SET EXERCISE:
Extract the full set of records, then give each one again exactly.

LISTING:
╭──
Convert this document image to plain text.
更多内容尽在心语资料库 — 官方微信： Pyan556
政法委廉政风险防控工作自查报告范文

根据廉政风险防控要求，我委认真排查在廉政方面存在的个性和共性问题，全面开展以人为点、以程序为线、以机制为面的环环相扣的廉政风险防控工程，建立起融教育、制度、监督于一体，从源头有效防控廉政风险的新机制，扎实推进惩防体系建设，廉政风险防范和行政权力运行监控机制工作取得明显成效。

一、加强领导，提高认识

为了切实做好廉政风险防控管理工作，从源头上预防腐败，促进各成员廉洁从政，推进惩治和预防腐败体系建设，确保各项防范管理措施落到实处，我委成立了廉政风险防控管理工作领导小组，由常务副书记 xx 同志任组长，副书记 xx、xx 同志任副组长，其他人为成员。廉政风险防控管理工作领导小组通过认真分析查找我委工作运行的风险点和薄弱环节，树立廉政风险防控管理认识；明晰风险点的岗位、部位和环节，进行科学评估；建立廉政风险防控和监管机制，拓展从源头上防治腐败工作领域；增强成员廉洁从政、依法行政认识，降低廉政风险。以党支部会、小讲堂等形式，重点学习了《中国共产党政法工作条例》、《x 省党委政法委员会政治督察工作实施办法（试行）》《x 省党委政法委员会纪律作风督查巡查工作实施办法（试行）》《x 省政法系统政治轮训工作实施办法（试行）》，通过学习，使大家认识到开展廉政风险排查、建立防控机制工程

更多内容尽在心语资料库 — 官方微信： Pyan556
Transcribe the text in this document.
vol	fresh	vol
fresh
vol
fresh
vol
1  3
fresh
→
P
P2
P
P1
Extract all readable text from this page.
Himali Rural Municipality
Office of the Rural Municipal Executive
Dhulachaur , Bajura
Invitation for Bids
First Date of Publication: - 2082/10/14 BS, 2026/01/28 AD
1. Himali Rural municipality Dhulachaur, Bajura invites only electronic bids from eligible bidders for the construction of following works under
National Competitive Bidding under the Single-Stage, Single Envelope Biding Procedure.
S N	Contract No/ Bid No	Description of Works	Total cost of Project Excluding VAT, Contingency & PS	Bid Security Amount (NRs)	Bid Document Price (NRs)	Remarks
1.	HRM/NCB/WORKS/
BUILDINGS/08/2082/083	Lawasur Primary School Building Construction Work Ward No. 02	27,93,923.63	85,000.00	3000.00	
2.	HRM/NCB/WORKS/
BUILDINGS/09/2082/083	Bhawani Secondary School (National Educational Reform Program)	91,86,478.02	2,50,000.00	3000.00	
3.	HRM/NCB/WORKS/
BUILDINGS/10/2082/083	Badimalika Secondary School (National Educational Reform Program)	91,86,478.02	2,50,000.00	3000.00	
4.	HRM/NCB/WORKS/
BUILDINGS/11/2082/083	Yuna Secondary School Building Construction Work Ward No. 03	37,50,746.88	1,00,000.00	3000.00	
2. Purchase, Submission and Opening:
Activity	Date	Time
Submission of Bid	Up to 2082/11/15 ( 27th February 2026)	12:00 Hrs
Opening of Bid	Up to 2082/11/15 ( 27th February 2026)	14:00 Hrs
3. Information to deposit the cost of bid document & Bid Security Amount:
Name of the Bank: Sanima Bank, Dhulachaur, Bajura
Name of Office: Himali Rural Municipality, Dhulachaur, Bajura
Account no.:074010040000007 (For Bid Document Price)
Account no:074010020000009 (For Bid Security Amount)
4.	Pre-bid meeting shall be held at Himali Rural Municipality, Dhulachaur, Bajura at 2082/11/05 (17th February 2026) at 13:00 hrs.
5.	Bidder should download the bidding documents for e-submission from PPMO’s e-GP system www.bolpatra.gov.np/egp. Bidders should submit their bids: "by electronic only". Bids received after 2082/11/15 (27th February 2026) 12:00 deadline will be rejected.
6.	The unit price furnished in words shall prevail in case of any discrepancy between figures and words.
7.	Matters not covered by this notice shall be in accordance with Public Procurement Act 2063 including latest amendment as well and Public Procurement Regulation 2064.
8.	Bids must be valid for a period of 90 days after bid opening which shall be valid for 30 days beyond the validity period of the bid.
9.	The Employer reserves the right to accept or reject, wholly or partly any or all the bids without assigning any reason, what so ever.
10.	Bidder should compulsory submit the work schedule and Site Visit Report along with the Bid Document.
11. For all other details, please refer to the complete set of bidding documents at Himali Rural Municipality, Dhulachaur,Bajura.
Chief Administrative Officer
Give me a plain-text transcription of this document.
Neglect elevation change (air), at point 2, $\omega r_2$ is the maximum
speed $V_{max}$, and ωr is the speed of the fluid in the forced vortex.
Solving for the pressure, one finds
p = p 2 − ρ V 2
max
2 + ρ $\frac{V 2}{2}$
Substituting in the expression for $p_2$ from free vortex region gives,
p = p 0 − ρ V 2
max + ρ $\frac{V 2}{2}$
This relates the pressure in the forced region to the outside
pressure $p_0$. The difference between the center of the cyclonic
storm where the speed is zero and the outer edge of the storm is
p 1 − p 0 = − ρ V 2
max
╰──
EXERCISE RESULT:
Convert this document image to plain text.
更多内容尽在心语资料库 — 官方微信： Pyan556
政法委廉政风险防控工作自查报告范文

根据廉政风险防控要求，我委认真排查在廉政方面存在的个性和共性问题，全面开展以人为点、以程序为线、以机制为面的环环相扣的廉政风险防控工程，建立起融教育、制度、监督于一体，从源头有效防控廉政风险的新机制，扎实推进惩防体系建设，廉政风险防范和行政权力运行监控机制工作取得明显成效。

一、加强领导，提高认识

为了切实做好廉政风险防控管理工作，从源头上预防腐败，促进各成员廉洁从政，推进惩治和预防腐败体系建设，确保各项防范管理措施落到实处，我委成立了廉政风险防控管理工作领导小组，由常务副书记 xx 同志任组长，副书记 xx、xx 同志任副组长，其他人为成员。廉政风险防控管理工作领导小组通过认真分析查找我委工作运行的风险点和薄弱环节，树立廉政风险防控管理认识；明晰风险点的岗位、部位和环节，进行科学评估；建立廉政风险防控和监管机制，拓展从源头上防治腐败工作领域；增强成员廉洁从政、依法行政认识，降低廉政风险。以党支部会、小讲堂等形式，重点学习了《中国共产党政法工作条例》、《x 省党委政法委员会政治督察工作实施办法（试行）》《x 省党委政法委员会纪律作风督查巡查工作实施办法（试行）》《x 省政法系统政治轮训工作实施办法（试行）》，通过学习，使大家认识到开展廉政风险排查、建立防控机制工程

更多内容尽在心语资料库 — 官方微信： Pyan556
Transcribe the text in this document.
vol	fresh	vol
fresh
vol
fresh
vol
1  3
fresh
→
P
P2
P
P1
Extract all readable text from this page.
Himali Rural Municipality
Office of the Rural Municipal Executive
Dhulachaur , Bajura
Invitation for Bids
First Date of Publication: - 2082/10/14 BS, 2026/01/28 AD
1. Himali Rural municipality Dhulachaur, Bajura invites only electronic bids from eligible bidders for the construction of following works under
National Competitive Bidding under the Single-Stage, Single Envelope Biding Procedure.
S N	Contract No/ Bid No	Description of Works	Total cost of Project Excluding VAT, Contingency & PS	Bid Security Amount (NRs)	Bid Document Price (NRs)	Remarks
1.	HRM/NCB/WORKS/
BUILDINGS/08/2082/083	Lawasur Primary School Building Construction Work Ward No. 02	27,93,923.63	85,000.00	3000.00	
2.	HRM/NCB/WORKS/
BUILDINGS/09/2082/083	Bhawani Secondary School (National Educational Reform Program)	91,86,478.02	2,50,000.00	3000.00	
3.	HRM/NCB/WORKS/
BUILDINGS/10/2082/083	Badimalika Secondary School (National Educational Reform Program)	91,86,478.02	2,50,000.00	3000.00	
4.	HRM/NCB/WORKS/
BUILDINGS/11/2082/083	Yuna Secondary School Building Construction Work Ward No. 03	37,50,746.88	1,00,000.00	3000.00	
2. Purchase, Submission and Opening:
Activity	Date	Time
Submission of Bid	Up to 2082/11/15 ( 27th February 2026)	12:00 Hrs
Opening of Bid	Up to 2082/11/15 ( 27th February 2026)	14:00 Hrs
3. Information to deposit the cost of bid document & Bid Security Amount:
Name of the Bank: Sanima Bank, Dhulachaur, Bajura
Name of Office: Himali Rural Municipality, Dhulachaur, Bajura
Account no.:074010040000007 (For Bid Document Price)
Account no:074010020000009 (For Bid Security Amount)
4.	Pre-bid meeting shall be held at Himali Rural Municipality, Dhulachaur, Bajura at 2082/11/05 (17th February 2026) at 13:00 hrs.
5.	Bidder should download the bidding documents for e-submission from PPMO’s e-GP system www.bolpatra.gov.np/egp. Bidders should submit their bids: "by electronic only". Bids received after 2082/11/15 (27th February 2026) 12:00 deadline will be rejected.
6.	The unit price furnished in words shall prevail in case of any discrepancy between figures and words.
7.	Matters not covered by this notice shall be in accordance with Public Procurement Act 2063 including latest amendment as well and Public Procurement Regulation 2064.
8.	Bids must be valid for a period of 90 days after bid opening which shall be valid for 30 days beyond the validity period of the bid.
9.	The Employer reserves the right to accept or reject, wholly or partly any or all the bids without assigning any reason, what so ever.
10.	Bidder should compulsory submit the work schedule and Site Visit Report along with the Bid Document.
11. For all other details, please refer to the complete set of bidding documents at Himali Rural Municipality, Dhulachaur,Bajura.
Chief Administrative Officer
Give me a plain-text transcription of this document.
Neglect elevation change (air), at point 2, $\omega r_2$ is the maximum
speed $V_{max}$, and ωr is the speed of the fluid in the forced vortex.
Solving for the pressure, one finds
p = p 2 − ρ V 2
max
2 + ρ $\frac{V 2}{2}$
Substituting in the expression for $p_2$ from free vortex region gives,
p = p 0 − ρ V 2
max + ρ $\frac{V 2}{2}$
This relates the pressure in the forced region to the outside
pressure $p_0$. The difference between the center of the cyclonic
storm where the speed is zero and the outer edge of the storm is
p 1 − p 0 = − ρ V 2
max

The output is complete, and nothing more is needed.